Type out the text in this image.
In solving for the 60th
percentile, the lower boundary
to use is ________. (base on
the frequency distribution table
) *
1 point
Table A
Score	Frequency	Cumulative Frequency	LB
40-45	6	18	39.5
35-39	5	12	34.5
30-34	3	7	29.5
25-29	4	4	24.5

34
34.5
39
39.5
◇ ◇ ◇ ◇ ◇ ◇ ◇
**WORK TO COMPLETE**.
Copy all the entries verbatim.

**EXERCISE OUTPUT**.
Type out the text in this image.
In solving for the 60th
percentile, the lower boundary
to use is ________. (base on
the frequency distribution table
) *
1 point
Table A
Score	Frequency	Cumulative Frequency	LB
40-45	6	18	39.5
35-39	5	12	34.5
30-34	3	7	29.5
25-29	4	4	24.5

34
34.5
39
39.5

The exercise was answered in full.